Work to be completed
Continue the biography of Ogata Kōan, the text placed before the records, starting after its last sentence about his study in Nagasaki under Erdewin Johannes Niemann.

START Text section

Ogata Kōan (緒方 洪庵) was a Japanese medical doctor and rangaku scholar in late Edo period Japan, noted for establishing an academy which later developed into Osaka University. Many of his students subsequently played important roles in the Meiji Restoration and the westernization of Japan in the Meiji period. His true name was Ogata Koreaki (緒方 惟章) or Ogata Akira (緒方 章); the name of Kōan was his courtesy name.

==Biography==
Ogata was born in 1810 to a family of low-ranking samurai of Ashimori Domain in Bitchū Province in what is now part of the city of Okayama. He moved to Osaka in 1825 with his father, and began studies in rangaku and medicine at a private academy run by Naka Tenyū from 1826. In 1831, he relocated to Edo to continue his studies in western medicine, returning to Nagasaki in 1836 to study under the Dutch doctor Erdewin Johannes Niemann, despite the Tokugawa shogunate's strict national isolation policy.

END Text section
START Dataset extract

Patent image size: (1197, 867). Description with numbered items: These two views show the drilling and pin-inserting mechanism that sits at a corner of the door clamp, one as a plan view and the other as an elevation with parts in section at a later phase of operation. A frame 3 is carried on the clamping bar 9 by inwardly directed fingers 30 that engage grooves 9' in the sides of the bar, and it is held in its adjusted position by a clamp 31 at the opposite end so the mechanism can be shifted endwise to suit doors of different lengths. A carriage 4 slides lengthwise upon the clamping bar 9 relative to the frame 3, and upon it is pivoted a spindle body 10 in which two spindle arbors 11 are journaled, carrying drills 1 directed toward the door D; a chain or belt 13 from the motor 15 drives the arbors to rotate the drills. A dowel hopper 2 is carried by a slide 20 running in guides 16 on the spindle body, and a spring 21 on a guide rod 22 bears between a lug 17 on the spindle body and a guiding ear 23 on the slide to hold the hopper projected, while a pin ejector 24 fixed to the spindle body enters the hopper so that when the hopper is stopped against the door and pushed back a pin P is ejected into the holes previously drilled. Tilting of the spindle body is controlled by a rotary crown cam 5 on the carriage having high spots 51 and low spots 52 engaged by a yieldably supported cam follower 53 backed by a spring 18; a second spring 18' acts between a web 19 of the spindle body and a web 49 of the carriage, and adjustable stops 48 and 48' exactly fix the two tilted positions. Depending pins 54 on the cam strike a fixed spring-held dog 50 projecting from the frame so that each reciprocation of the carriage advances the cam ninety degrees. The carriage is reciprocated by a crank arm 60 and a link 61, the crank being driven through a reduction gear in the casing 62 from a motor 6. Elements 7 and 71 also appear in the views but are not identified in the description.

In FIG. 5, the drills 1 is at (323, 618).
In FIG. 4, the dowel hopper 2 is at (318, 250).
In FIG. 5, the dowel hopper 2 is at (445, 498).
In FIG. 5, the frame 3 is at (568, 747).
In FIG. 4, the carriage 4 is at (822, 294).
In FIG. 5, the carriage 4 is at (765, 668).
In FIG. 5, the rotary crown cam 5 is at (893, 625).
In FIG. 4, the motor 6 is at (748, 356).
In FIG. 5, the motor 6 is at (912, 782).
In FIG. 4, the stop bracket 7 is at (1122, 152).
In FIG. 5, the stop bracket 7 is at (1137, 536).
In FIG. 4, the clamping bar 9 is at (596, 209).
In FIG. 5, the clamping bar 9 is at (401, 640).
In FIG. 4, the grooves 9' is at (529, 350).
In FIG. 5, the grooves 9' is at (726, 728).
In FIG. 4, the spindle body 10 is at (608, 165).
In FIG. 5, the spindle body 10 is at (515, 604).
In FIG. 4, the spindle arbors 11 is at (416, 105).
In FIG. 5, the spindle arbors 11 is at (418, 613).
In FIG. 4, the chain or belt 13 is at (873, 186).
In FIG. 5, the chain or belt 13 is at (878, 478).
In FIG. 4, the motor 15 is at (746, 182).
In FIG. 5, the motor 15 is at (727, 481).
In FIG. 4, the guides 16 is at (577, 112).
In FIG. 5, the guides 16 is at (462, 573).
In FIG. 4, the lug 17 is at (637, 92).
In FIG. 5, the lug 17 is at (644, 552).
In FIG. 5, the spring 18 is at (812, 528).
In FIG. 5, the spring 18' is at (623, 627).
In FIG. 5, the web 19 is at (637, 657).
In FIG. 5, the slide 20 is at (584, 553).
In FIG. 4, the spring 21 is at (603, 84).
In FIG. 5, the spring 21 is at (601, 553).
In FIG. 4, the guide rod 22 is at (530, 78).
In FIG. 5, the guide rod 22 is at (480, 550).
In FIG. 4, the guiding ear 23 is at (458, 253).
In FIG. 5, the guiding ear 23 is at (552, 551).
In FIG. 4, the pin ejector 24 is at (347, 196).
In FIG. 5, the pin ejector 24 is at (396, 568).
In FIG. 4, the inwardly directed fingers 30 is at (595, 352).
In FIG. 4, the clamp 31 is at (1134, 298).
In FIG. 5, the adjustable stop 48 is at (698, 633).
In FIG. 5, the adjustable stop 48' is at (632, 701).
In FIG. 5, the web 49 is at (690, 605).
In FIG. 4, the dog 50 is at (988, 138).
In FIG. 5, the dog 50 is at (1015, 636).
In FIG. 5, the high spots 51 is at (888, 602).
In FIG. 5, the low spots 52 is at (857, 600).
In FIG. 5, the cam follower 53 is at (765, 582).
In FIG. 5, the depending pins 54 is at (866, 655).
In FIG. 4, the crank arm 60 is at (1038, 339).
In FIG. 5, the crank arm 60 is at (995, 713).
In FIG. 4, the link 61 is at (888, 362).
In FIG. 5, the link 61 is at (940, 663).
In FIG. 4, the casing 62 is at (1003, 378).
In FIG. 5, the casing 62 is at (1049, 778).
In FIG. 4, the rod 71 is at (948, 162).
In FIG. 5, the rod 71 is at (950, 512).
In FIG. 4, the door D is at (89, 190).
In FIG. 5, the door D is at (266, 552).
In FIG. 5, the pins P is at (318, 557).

END Dataset extract

Result
In 1838, Ogata returned to Osaka to establish his medical practice, and in the same year established the Tekijuku, an academy of rangaku studies, where he taught medicine, natural history, chemistry and physics for the next 24 years. Ogata used his small but precious collection of Dutch books, including a Dutch-Japanese dictionary and a Dutch encyclopedia, to teach his pupils to read scientific Dutch texts. He also wrote several books, including a treatise entitled How to treat cholera, which he compiled in haste from various European sources during the great cholera epidemic of 1858.

From December 1849, he struggled to gain acceptance of the new smallpox vaccination, eventually opening 186 vaccination centers from Edo to Kyushu, and obtaining official recognition of the method in 1858. In 1862, Ogata was appointed personal physician to shōgun Tokugawa Iemochi, who supported the introduction of western medicine and the establishment of a western medicine research institute in Edo. However, Ogata died a few months later in July 1863 of acute hemoptysis, caused by the tuberculosis he had suffered from for many years.

His house still exists in downtown Osaka. Built in a conventional eighteenth-century style, the students left their mark on the central post of the second-floor classroom, slashing and hacking it with their swords.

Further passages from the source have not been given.